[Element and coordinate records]
■ ■ ■

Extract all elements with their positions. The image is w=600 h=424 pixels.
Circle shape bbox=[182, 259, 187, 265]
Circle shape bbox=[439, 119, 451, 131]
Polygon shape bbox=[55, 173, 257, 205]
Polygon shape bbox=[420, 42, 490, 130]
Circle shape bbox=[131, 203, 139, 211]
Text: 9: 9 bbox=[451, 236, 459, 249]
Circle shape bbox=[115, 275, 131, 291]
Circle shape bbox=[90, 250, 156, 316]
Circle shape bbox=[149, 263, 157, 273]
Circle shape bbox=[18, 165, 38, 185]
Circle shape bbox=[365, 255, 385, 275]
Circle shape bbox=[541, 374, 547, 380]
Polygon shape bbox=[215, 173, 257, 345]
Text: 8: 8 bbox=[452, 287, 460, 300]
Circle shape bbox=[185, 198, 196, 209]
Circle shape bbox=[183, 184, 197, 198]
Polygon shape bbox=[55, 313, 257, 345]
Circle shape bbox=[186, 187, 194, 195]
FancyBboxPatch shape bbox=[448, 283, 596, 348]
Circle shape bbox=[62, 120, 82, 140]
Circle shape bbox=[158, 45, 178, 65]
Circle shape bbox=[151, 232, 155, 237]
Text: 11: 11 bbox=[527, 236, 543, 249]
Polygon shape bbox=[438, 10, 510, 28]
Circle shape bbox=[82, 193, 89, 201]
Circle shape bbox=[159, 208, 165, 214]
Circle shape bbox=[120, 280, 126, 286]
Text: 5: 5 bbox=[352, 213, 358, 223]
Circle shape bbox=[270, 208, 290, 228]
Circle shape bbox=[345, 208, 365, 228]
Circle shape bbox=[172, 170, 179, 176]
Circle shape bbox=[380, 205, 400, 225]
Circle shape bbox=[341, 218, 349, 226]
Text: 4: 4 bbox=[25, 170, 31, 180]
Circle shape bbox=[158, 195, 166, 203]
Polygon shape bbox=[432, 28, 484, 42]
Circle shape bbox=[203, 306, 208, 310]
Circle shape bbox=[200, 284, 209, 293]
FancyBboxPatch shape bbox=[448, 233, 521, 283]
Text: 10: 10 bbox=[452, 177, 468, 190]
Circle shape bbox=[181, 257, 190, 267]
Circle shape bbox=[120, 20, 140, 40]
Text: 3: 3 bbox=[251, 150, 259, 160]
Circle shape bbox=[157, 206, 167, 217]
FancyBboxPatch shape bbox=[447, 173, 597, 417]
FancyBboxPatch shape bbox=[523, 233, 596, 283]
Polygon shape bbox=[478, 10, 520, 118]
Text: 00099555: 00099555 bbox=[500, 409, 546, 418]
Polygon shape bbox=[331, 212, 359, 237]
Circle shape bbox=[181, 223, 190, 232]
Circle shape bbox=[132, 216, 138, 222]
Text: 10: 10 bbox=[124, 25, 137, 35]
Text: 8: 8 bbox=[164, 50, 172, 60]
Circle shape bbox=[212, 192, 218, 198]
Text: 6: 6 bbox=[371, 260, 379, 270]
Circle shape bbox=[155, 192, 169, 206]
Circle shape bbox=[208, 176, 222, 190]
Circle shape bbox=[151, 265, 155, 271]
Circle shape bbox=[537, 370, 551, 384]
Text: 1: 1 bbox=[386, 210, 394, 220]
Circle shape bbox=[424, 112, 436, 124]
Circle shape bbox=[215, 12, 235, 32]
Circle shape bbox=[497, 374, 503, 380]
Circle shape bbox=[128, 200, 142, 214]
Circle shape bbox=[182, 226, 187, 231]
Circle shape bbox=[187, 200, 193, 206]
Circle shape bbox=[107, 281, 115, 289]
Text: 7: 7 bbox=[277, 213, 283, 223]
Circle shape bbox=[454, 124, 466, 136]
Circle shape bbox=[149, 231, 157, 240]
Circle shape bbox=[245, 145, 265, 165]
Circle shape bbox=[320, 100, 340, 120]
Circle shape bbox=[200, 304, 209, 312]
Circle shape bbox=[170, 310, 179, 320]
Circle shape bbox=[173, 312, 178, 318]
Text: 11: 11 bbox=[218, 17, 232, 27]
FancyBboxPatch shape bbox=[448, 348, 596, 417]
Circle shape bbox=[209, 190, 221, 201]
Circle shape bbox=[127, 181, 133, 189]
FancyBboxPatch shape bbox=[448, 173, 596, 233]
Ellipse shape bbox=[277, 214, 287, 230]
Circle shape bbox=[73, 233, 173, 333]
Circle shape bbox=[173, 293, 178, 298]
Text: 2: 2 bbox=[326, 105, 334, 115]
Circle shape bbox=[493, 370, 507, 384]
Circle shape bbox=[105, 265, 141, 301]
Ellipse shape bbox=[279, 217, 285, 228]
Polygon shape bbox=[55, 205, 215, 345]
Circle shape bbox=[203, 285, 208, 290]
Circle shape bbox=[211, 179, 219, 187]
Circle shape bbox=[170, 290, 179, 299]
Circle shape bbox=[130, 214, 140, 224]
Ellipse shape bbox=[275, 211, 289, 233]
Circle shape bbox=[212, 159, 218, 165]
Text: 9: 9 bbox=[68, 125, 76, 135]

■ ■ ■

* **WHAT IS REQUIRED**:
Copy out every one of these lines word for word.

* **RIGHT ANSWER**:
Extract all elements with their positions. The image is w=600 h=424 pixels.
Circle shape bbox=[182, 259, 187, 265]
Circle shape bbox=[439, 119, 451, 131]
Polygon shape bbox=[55, 173, 257, 205]
Polygon shape bbox=[420, 42, 490, 130]
Circle shape bbox=[131, 203, 139, 211]
Text: 9: 9 bbox=[451, 236, 459, 249]
Circle shape bbox=[115, 275, 131, 291]
Circle shape bbox=[90, 250, 156, 316]
Circle shape bbox=[149, 263, 157, 273]
Circle shape bbox=[18, 165, 38, 185]
Circle shape bbox=[365, 255, 385, 275]
Circle shape bbox=[541, 374, 547, 380]
Polygon shape bbox=[215, 173, 257, 345]
Text: 8: 8 bbox=[452, 287, 460, 300]
Circle shape bbox=[185, 198, 196, 209]
Circle shape bbox=[183, 184, 197, 198]
Polygon shape bbox=[55, 313, 257, 345]
Circle shape bbox=[186, 187, 194, 195]
FancyBboxPatch shape bbox=[448, 283, 596, 348]
Circle shape bbox=[62, 120, 82, 140]
Circle shape bbox=[158, 45, 178, 65]
Circle shape bbox=[151, 232, 155, 237]
Text: 11: 11 bbox=[527, 236, 543, 249]
Polygon shape bbox=[438, 10, 510, 28]
Circle shape bbox=[82, 193, 89, 201]
Circle shape bbox=[159, 208, 165, 214]
Circle shape bbox=[120, 280, 126, 286]
Text: 5: 5 bbox=[352, 213, 358, 223]
Circle shape bbox=[270, 208, 290, 228]
Circle shape bbox=[345, 208, 365, 228]
Circle shape bbox=[172, 170, 179, 176]
Circle shape bbox=[380, 205, 400, 225]
Circle shape bbox=[341, 218, 349, 226]
Text: 4: 4 bbox=[25, 170, 31, 180]
Circle shape bbox=[158, 195, 166, 203]
Polygon shape bbox=[432, 28, 484, 42]
Circle shape bbox=[203, 306, 208, 310]
Circle shape bbox=[200, 284, 209, 293]
FancyBboxPatch shape bbox=[448, 233, 521, 283]
Text: 10: 10 bbox=[452, 177, 468, 190]
Circle shape bbox=[181, 257, 190, 267]
Circle shape bbox=[120, 20, 140, 40]
Text: 3: 3 bbox=[251, 150, 259, 160]
Circle shape bbox=[157, 206, 167, 217]
FancyBboxPatch shape bbox=[447, 173, 597, 417]
FancyBboxPatch shape bbox=[523, 233, 596, 283]
Polygon shape bbox=[478, 10, 520, 118]
Text: 00099555: 00099555 bbox=[500, 409, 546, 418]
Polygon shape bbox=[331, 212, 359, 237]
Circle shape bbox=[181, 223, 190, 232]
Circle shape bbox=[132, 216, 138, 222]
Text: 10: 10 bbox=[124, 25, 137, 35]
Text: 8: 8 bbox=[164, 50, 172, 60]
Circle shape bbox=[212, 192, 218, 198]
Text: 6: 6 bbox=[371, 260, 379, 270]
Circle shape bbox=[155, 192, 169, 206]
Circle shape bbox=[208, 176, 222, 190]
Circle shape bbox=[151, 265, 155, 271]
Circle shape bbox=[537, 370, 551, 384]
Text: 1: 1 bbox=[386, 210, 394, 220]
Circle shape bbox=[424, 112, 436, 124]
Circle shape bbox=[215, 12, 235, 32]
Circle shape bbox=[497, 374, 503, 380]
Circle shape bbox=[128, 200, 142, 214]
Circle shape bbox=[182, 226, 187, 231]
Circle shape bbox=[187, 200, 193, 206]
Circle shape bbox=[107, 281, 115, 289]
Text: 7: 7 bbox=[277, 213, 283, 223]
Circle shape bbox=[454, 124, 466, 136]
Circle shape bbox=[149, 231, 157, 240]
Circle shape bbox=[245, 145, 265, 165]
Circle shape bbox=[320, 100, 340, 120]
Circle shape bbox=[200, 304, 209, 312]
Circle shape bbox=[170, 310, 179, 320]
Circle shape bbox=[173, 312, 178, 318]
Text: 11: 11 bbox=[218, 17, 232, 27]
FancyBboxPatch shape bbox=[448, 348, 596, 417]
Circle shape bbox=[209, 190, 221, 201]
Circle shape bbox=[127, 181, 133, 189]
FancyBboxPatch shape bbox=[448, 173, 596, 233]
Ellipse shape bbox=[277, 214, 287, 230]
Circle shape bbox=[73, 233, 173, 333]
Circle shape bbox=[173, 293, 178, 298]
Text: 2: 2 bbox=[326, 105, 334, 115]
Circle shape bbox=[493, 370, 507, 384]
Circle shape bbox=[105, 265, 141, 301]
Ellipse shape bbox=[279, 217, 285, 228]
Polygon shape bbox=[55, 205, 215, 345]
Circle shape bbox=[203, 285, 208, 290]
Circle shape bbox=[211, 179, 219, 187]
Circle shape bbox=[170, 290, 179, 299]
Circle shape bbox=[130, 214, 140, 224]
Ellipse shape bbox=[275, 211, 289, 233]
Circle shape bbox=[212, 159, 218, 165]
Text: 9: 9 bbox=[68, 125, 76, 135]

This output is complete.